[ENTRIES]:
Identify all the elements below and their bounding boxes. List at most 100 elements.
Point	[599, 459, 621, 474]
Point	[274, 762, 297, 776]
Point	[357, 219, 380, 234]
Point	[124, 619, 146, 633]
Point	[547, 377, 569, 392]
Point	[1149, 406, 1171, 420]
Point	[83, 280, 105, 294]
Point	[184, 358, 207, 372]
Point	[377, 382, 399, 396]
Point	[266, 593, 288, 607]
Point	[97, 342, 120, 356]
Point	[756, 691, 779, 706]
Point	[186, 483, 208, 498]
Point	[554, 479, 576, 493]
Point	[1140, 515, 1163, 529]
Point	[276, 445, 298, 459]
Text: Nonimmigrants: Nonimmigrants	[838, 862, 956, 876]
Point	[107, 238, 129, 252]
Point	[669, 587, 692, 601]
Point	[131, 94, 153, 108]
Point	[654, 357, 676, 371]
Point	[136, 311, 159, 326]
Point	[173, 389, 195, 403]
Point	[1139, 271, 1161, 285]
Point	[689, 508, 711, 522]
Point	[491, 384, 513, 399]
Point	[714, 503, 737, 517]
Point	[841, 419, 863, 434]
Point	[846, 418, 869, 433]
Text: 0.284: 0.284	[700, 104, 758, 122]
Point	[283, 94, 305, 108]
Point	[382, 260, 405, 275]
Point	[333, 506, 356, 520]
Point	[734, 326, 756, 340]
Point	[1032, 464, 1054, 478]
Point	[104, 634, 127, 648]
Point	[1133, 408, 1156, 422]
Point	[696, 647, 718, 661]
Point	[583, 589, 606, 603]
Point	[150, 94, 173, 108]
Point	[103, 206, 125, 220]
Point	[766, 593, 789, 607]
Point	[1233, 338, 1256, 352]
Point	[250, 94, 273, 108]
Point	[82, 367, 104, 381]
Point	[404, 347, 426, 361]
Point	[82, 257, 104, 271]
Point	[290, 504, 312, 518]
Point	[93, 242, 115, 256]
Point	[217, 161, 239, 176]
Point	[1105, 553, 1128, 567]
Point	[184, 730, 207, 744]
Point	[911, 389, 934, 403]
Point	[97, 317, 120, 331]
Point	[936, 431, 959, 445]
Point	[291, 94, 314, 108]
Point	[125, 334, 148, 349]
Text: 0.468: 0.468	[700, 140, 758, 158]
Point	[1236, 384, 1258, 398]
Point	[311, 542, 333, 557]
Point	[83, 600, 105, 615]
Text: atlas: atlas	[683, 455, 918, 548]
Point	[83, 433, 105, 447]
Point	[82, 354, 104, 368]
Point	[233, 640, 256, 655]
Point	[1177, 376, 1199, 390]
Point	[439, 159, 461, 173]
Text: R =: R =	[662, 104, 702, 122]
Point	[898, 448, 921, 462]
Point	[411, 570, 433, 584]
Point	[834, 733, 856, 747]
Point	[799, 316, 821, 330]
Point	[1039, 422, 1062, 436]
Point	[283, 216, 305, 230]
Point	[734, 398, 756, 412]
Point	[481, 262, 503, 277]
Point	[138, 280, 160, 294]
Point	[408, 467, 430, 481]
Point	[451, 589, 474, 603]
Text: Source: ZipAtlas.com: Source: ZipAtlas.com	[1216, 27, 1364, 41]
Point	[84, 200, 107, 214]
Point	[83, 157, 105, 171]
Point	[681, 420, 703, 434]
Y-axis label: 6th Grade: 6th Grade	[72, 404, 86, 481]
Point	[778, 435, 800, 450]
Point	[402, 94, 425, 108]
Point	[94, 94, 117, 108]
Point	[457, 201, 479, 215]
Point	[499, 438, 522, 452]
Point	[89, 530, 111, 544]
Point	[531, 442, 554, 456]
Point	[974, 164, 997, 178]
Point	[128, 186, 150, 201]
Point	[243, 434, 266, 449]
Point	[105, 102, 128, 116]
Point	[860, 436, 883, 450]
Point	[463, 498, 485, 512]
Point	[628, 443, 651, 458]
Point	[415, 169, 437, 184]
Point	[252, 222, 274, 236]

[GOAL]:
Arrange every line above as a Markdown table with the columns No. and Line, numbering the rows in order and leaving out any blank lines.

[TASK RESPONSE]:
| No. | Line |
|---|---|
| 1 | Identify all the elements below and their bounding boxes. List at most 100 elements. |
| 2 | Point	[599, 459, 621, 474] |
| 3 | Point	[274, 762, 297, 776] |
| 4 | Point	[357, 219, 380, 234] |
| 5 | Point	[124, 619, 146, 633] |
| 6 | Point	[547, 377, 569, 392] |
| 7 | Point	[1149, 406, 1171, 420] |
| 8 | Point	[83, 280, 105, 294] |
| 9 | Point	[184, 358, 207, 372] |
| 10 | Point	[377, 382, 399, 396] |
| 11 | Point	[266, 593, 288, 607] |
| 12 | Point	[97, 342, 120, 356] |
| 13 | Point	[756, 691, 779, 706] |
| 14 | Point	[186, 483, 208, 498] |
| 15 | Point	[554, 479, 576, 493] |
| 16 | Point	[1140, 515, 1163, 529] |
| 17 | Point	[276, 445, 298, 459] |
| 18 | Text: Nonimmigrants: Nonimmigrants	[838, 862, 956, 876] |
| 19 | Point	[107, 238, 129, 252] |
| 20 | Point	[669, 587, 692, 601] |
| 21 | Point	[131, 94, 153, 108] |
| 22 | Point	[654, 357, 676, 371] |
| 23 | Point	[136, 311, 159, 326] |
| 24 | Point	[173, 389, 195, 403] |
| 25 | Point	[1139, 271, 1161, 285] |
| 26 | Point	[689, 508, 711, 522] |
| 27 | Point	[491, 384, 513, 399] |
| 28 | Point	[714, 503, 737, 517] |
| 29 | Point	[841, 419, 863, 434] |
| 30 | Point	[846, 418, 869, 433] |
| 31 | Text: 0.284: 0.284	[700, 104, 758, 122] |
| 32 | Point	[283, 94, 305, 108] |
| 33 | Point	[382, 260, 405, 275] |
| 34 | Point	[333, 506, 356, 520] |
| 35 | Point	[734, 326, 756, 340] |
| 36 | Point	[1032, 464, 1054, 478] |
| 37 | Point	[104, 634, 127, 648] |
| 38 | Point	[1133, 408, 1156, 422] |
| 39 | Point	[696, 647, 718, 661] |
| 40 | Point	[583, 589, 606, 603] |
| 41 | Point	[150, 94, 173, 108] |
| 42 | Point	[103, 206, 125, 220] |
| 43 | Point	[766, 593, 789, 607] |
| 44 | Point	[1233, 338, 1256, 352] |
| 45 | Point	[250, 94, 273, 108] |
| 46 | Point	[82, 367, 104, 381] |
| 47 | Point	[404, 347, 426, 361] |
| 48 | Point	[82, 257, 104, 271] |
| 49 | Point	[290, 504, 312, 518] |
| 50 | Point	[93, 242, 115, 256] |
| 51 | Point	[217, 161, 239, 176] |
| 52 | Point	[1105, 553, 1128, 567] |
| 53 | Point	[184, 730, 207, 744] |
| 54 | Point	[911, 389, 934, 403] |
| 55 | Point	[97, 317, 120, 331] |
| 56 | Point	[936, 431, 959, 445] |
| 57 | Point	[291, 94, 314, 108] |
| 58 | Point	[125, 334, 148, 349] |
| 59 | Text: 0.468: 0.468	[700, 140, 758, 158] |
| 60 | Point	[1236, 384, 1258, 398] |
| 61 | Point	[311, 542, 333, 557] |
| 62 | Point	[83, 600, 105, 615] |
| 63 | Text: atlas: atlas	[683, 455, 918, 548] |
| 64 | Point	[83, 433, 105, 447] |
| 65 | Point	[82, 354, 104, 368] |
| 66 | Point	[233, 640, 256, 655] |
| 67 | Point	[1177, 376, 1199, 390] |
| 68 | Point	[439, 159, 461, 173] |
| 69 | Text: R =: R =	[662, 104, 702, 122] |
| 70 | Point	[898, 448, 921, 462] |
| 71 | Point	[411, 570, 433, 584] |
| 72 | Point	[834, 733, 856, 747] |
| 73 | Point	[799, 316, 821, 330] |
| 74 | Point	[1039, 422, 1062, 436] |
| 75 | Point	[283, 216, 305, 230] |
| 76 | Point	[734, 398, 756, 412] |
| 77 | Point	[481, 262, 503, 277] |
| 78 | Point	[138, 280, 160, 294] |
| 79 | Point	[408, 467, 430, 481] |
| 80 | Point	[451, 589, 474, 603] |
| 81 | Text: Source: ZipAtlas.com: Source: ZipAtlas.com	[1216, 27, 1364, 41] |
| 82 | Point	[84, 200, 107, 214] |
| 83 | Point	[83, 157, 105, 171] |
| 84 | Point	[681, 420, 703, 434] |
| 85 | Y-axis label: 6th Grade: 6th Grade	[72, 404, 86, 481] |
| 86 | Point	[778, 435, 800, 450] |
| 87 | Point	[402, 94, 425, 108] |
| 88 | Point	[94, 94, 117, 108] |
| 89 | Point	[457, 201, 479, 215] |
| 90 | Point	[499, 438, 522, 452] |
| 91 | Point	[89, 530, 111, 544] |
| 92 | Point	[531, 442, 554, 456] |
| 93 | Point	[974, 164, 997, 178] |
| 94 | Point	[128, 186, 150, 201] |
| 95 | Point	[243, 434, 266, 449] |
| 96 | Point	[105, 102, 128, 116] |
| 97 | Point	[860, 436, 883, 450] |
| 98 | Point	[463, 498, 485, 512] |
| 99 | Point	[628, 443, 651, 458] |
| 100 | Point	[415, 169, 437, 184] |
| 101 | Point	[252, 222, 274, 236] |